Challenge - Copy each record exactly as it reads, leaving out any pictures it holds.

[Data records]
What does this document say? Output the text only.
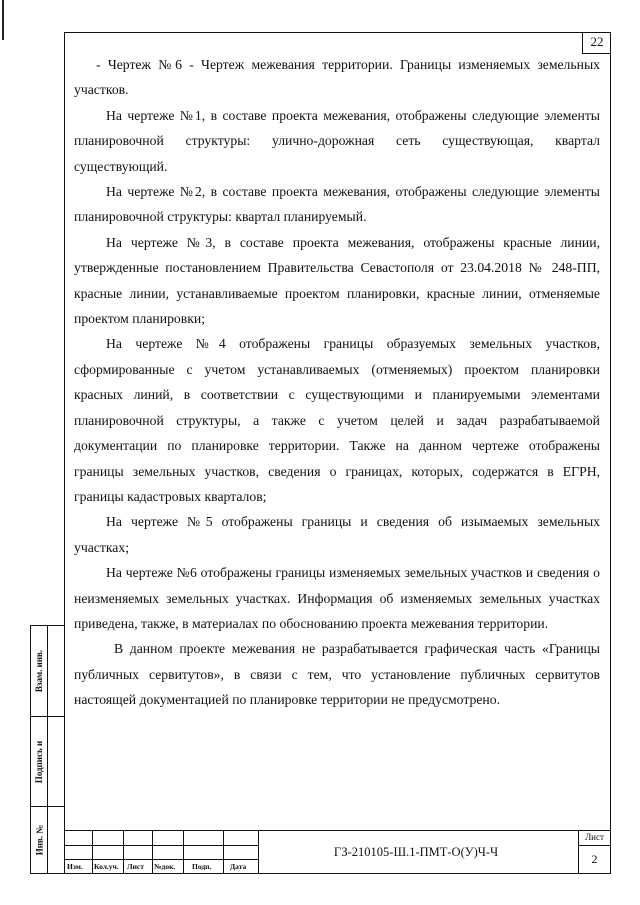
22

- Чертеж №6 - Чертеж межевания территории. Границы изменяемых земельных участков.

На чертеже №1, в составе проекта межевания, отображены следующие элементы планировочной структуры: улично-дорожная сеть существующая, квартал существующий.

На чертеже №2, в составе проекта межевания, отображены следующие элементы планировочной структуры: квартал планируемый.

На чертеже №3, в составе проекта межевания, отображены красные линии, утвержденные постановлением Правительства Севастополя от 23.04.2018 № 248-ПП, красные линии, устанавливаемые проектом планировки, красные линии, отменяемые проектом планировки;

На чертеже №4 отображены границы образуемых земельных участков, сформированные с учетом устанавливаемых (отменяемых) проектом планировки красных линий, в соответствии с существующими и планируемыми элементами планировочной структуры, а также с учетом целей и задач разрабатываемой документации по планировке территории. Также на данном чертеже отображены границы земельных участков, сведения о границах, которых, содержатся в ЕГРН, границы кадастровых кварталов;

На чертеже №5 отображены границы и сведения об изымаемых земельных участках;

На чертеже №6 отображены границы изменяемых земельных участков и сведения о неизменяемых земельных участках. Информация об изменяемых земельных участках приведена, также, в материалах по обоснованию проекта межевания территории.

В данном проекте межевания не разрабатывается графическая часть «Границы публичных сервитутов», в связи с тем, что установление публичных сервитутов настоящей документацией по планировке территории не предусмотрено.

Взам. инв.
Подпись и
Инв. №
Изм. Кол.уч. Лист №док. Подп. Дата
ГЗ-210105-Ш.1-ПМТ-О(У)Ч-Ч
Лист
2
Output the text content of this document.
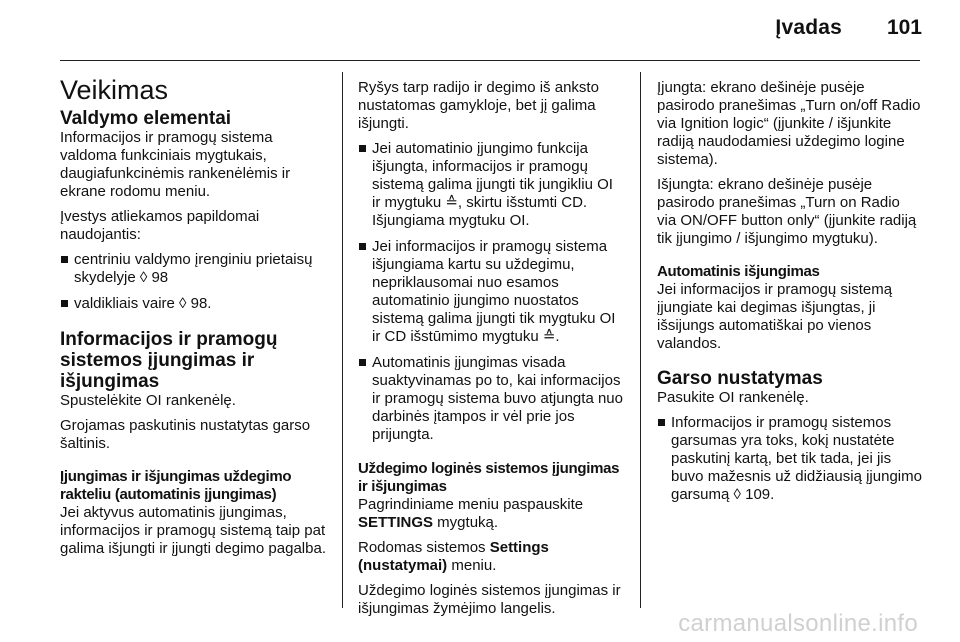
Įvadas 101
Veikimas
Valdymo elementai

Informacijos ir pramogų sistema valdoma funkciniais mygtukais, daugiafunkcinėmis rankenėlėmis ir ekrane rodomu meniu.

Įvestys atliekamos papildomai naudojantis:

centriniu valdymo įrenginiu prietaisų skydelyje ◊ 98
valdikliais vaire ◊ 98.
Informacijos ir pramogų sistemos įjungimas ir išjungimas

Spustelėkite OI rankenėlę.

Grojamas paskutinis nustatytas garso šaltinis.

Įjungimas ir išjungimas uždegimo rakteliu (automatinis įjungimas)

Jei aktyvus automatinis įjungimas, informacijos ir pramogų sistemą taip pat galima išjungti ir įjungti degimo pagalba.

Ryšys tarp radijo ir degimo iš anksto nustatomas gamykloje, bet jį galima išjungti.

Jei automatinio įjungimo funkcija išjungta, informacijos ir pramogų sistemą galima įjungti tik jungikliu OI ir mygtuku ≙, skirtu išstumti CD. Išjungiama mygtuku OI.
Jei informacijos ir pramogų sistema išjungiama kartu su uždegimu, nepriklausomai nuo esamos automatinio įjungimo nuostatos sistemą galima įjungti tik mygtuku OI ir CD išstūmimo mygtuku ≙.
Automatinis įjungimas visada suaktyvinamas po to, kai informacijos ir pramogų sistema buvo atjungta nuo darbinės įtampos ir vėl prie jos prijungta.
Uždegimo loginės sistemos įjungimas ir išjungimas

Pagrindiniame meniu paspauskite SETTINGS mygtuką.

Rodomas sistemos Settings (nustatymai) meniu.

Uždegimo loginės sistemos įjungimas ir išjungimas žymėjimo langelis.

Įjungta: ekrano dešinėje pusėje pasirodo pranešimas „Turn on/off Radio via Ignition logic“ (įjunkite / išjunkite radiją naudodamiesi uždegimo logine sistema).

Išjungta: ekrano dešinėje pusėje pasirodo pranešimas „Turn on Radio via ON/OFF button only“ (įjunkite radiją tik įjungimo / išjungimo mygtuku).

Automatinis išjungimas

Jei informacijos ir pramogų sistemą įjungiate kai degimas išjungtas, ji išsijungs automatiškai po vienos valandos.

Garso nustatymas

Pasukite OI rankenėlę.

Informacijos ir pramogų sistemos garsumas yra toks, kokį nustatėte paskutinį kartą, bet tik tada, jei jis buvo mažesnis už didžiausią įjungimo garsumą ◊ 109.
carmanualsonline.info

Complete output -
What does this document say? Output the text only.
22

- Чертеж №6 - Чертеж межевания территории. Границы изменяемых земельных участков.

На чертеже №1, в составе проекта межевания, отображены следующие элементы планировочной структуры: улично-дорожная сеть существующая, квартал существующий.

На чертеже №2, в составе проекта межевания, отображены следующие элементы планировочной структуры: квартал планируемый.

На чертеже №3, в составе проекта межевания, отображены красные линии, утвержденные постановлением Правительства Севастополя от 23.04.2018 № 248-ПП, красные линии, устанавливаемые проектом планировки, красные линии, отменяемые проектом планировки;

На чертеже №4 отображены границы образуемых земельных участков, сформированные с учетом устанавливаемых (отменяемых) проектом планировки красных линий, в соответствии с существующими и планируемыми элементами планировочной структуры, а также с учетом целей и задач разрабатываемой документации по планировке территории. Также на данном чертеже отображены границы земельных участков, сведения о границах, которых, содержатся в ЕГРН, границы кадастровых кварталов;

На чертеже №5 отображены границы и сведения об изымаемых земельных участках;

На чертеже №6 отображены границы изменяемых земельных участков и сведения о неизменяемых земельных участках. Информация об изменяемых земельных участках приведена, также, в материалах по обоснованию проекта межевания территории.

В данном проекте межевания не разрабатывается графическая часть «Границы публичных сервитутов», в связи с тем, что установление публичных сервитутов настоящей документацией по планировке территории не предусмотрено.

Взам. инв.
Подпись и
Инв. №
Изм. Кол.уч. Лист №док. Подп. Дата
ГЗ-210105-Ш.1-ПМТ-О(У)Ч-Ч
Лист
2
Output the text content of this document.
Įvadas 101
Veikimas
Valdymo elementai

Informacijos ir pramogų sistema valdoma funkciniais mygtukais, daugiafunkcinėmis rankenėlėmis ir ekrane rodomu meniu.

Įvestys atliekamos papildomai naudojantis:

centriniu valdymo įrenginiu prietaisų skydelyje ◊ 98
valdikliais vaire ◊ 98.
Informacijos ir pramogų sistemos įjungimas ir išjungimas

Spustelėkite OI rankenėlę.

Grojamas paskutinis nustatytas garso šaltinis.

Įjungimas ir išjungimas uždegimo rakteliu (automatinis įjungimas)

Jei aktyvus automatinis įjungimas, informacijos ir pramogų sistemą taip pat galima išjungti ir įjungti degimo pagalba.

Ryšys tarp radijo ir degimo iš anksto nustatomas gamykloje, bet jį galima išjungti.

Jei automatinio įjungimo funkcija išjungta, informacijos ir pramogų sistemą galima įjungti tik jungikliu OI ir mygtuku ≙, skirtu išstumti CD. Išjungiama mygtuku OI.
Jei informacijos ir pramogų sistema išjungiama kartu su uždegimu, nepriklausomai nuo esamos automatinio įjungimo nuostatos sistemą galima įjungti tik mygtuku OI ir CD išstūmimo mygtuku ≙.
Automatinis įjungimas visada suaktyvinamas po to, kai informacijos ir pramogų sistema buvo atjungta nuo darbinės įtampos ir vėl prie jos prijungta.
Uždegimo loginės sistemos įjungimas ir išjungimas

Pagrindiniame meniu paspauskite SETTINGS mygtuką.

Rodomas sistemos Settings (nustatymai) meniu.

Uždegimo loginės sistemos įjungimas ir išjungimas žymėjimo langelis.

Įjungta: ekrano dešinėje pusėje pasirodo pranešimas „Turn on/off Radio via Ignition logic“ (įjunkite / išjunkite radiją naudodamiesi uždegimo logine sistema).

Išjungta: ekrano dešinėje pusėje pasirodo pranešimas „Turn on Radio via ON/OFF button only“ (įjunkite radiją tik įjungimo / išjungimo mygtuku).

Automatinis išjungimas

Jei informacijos ir pramogų sistemą įjungiate kai degimas išjungtas, ji išsijungs automatiškai po vienos valandos.

Garso nustatymas

Pasukite OI rankenėlę.

Informacijos ir pramogų sistemos garsumas yra toks, kokį nustatėte paskutinį kartą, bet tik tada, jei jis buvo mažesnis už didžiausią įjungimo garsumą ◊ 109.
carmanualsonline.info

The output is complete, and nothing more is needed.